Material:
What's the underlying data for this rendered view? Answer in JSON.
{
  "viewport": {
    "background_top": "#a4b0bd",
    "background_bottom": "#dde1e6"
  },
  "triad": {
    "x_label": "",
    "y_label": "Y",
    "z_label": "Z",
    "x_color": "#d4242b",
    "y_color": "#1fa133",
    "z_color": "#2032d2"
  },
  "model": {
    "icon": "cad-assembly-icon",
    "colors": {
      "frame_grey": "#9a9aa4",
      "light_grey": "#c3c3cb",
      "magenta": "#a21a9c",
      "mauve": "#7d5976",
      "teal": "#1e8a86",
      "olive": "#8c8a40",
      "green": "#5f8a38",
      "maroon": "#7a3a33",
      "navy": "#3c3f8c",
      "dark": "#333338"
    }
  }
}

Your objective: Write out the whole listing again. Match it word for word.

Exercise solution:
What's the underlying data for this rendered view? Answer in JSON.
{
  "viewport": {
    "background_top": "#a4b0bd",
    "background_bottom": "#dde1e6"
  },
  "triad": {
    "x_label": "",
    "y_label": "Y",
    "z_label": "Z",
    "x_color": "#d4242b",
    "y_color": "#1fa133",
    "z_color": "#2032d2"
  },
  "model": {
    "icon": "cad-assembly-icon",
    "colors": {
      "frame_grey": "#9a9aa4",
      "light_grey": "#c3c3cb",
      "magenta": "#a21a9c",
      "mauve": "#7d5976",
      "teal": "#1e8a86",
      "olive": "#8c8a40",
      "green": "#5f8a38",
      "maroon": "#7a3a33",
      "navy": "#3c3f8c",
      "dark": "#333338"
    }
  }
}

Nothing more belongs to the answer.